Within the material below, find each line bearing the word "background" and present it.
** Start **
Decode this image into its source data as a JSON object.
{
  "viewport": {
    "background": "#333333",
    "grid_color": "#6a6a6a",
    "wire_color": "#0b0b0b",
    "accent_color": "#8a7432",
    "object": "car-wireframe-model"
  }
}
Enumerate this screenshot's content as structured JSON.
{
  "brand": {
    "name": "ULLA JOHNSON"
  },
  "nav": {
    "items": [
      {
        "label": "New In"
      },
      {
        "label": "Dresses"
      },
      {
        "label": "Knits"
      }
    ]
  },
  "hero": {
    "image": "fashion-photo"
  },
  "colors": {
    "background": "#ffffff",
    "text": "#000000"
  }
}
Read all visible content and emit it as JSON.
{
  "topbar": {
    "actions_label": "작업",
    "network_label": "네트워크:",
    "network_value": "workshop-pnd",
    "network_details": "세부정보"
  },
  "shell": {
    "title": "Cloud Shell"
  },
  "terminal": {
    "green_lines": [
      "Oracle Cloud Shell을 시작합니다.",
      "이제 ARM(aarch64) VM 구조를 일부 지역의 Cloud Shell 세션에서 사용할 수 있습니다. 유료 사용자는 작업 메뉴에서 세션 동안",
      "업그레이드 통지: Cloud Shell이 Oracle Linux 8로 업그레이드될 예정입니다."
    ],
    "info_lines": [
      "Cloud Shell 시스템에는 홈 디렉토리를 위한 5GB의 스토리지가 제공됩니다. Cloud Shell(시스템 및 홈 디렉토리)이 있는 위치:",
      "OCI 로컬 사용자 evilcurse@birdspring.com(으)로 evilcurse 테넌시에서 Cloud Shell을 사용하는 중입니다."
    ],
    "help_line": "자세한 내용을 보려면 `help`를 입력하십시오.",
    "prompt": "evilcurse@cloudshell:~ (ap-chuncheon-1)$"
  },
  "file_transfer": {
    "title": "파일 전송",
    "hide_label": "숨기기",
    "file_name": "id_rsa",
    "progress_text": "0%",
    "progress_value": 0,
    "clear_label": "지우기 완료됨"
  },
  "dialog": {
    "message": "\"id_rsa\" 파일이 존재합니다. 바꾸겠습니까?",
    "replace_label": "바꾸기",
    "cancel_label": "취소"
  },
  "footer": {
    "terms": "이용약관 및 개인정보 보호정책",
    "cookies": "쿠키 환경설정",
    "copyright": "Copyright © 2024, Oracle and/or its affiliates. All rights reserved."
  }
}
** End **
Written solution:
    "background": "#333333",
    "background": "#ffffff",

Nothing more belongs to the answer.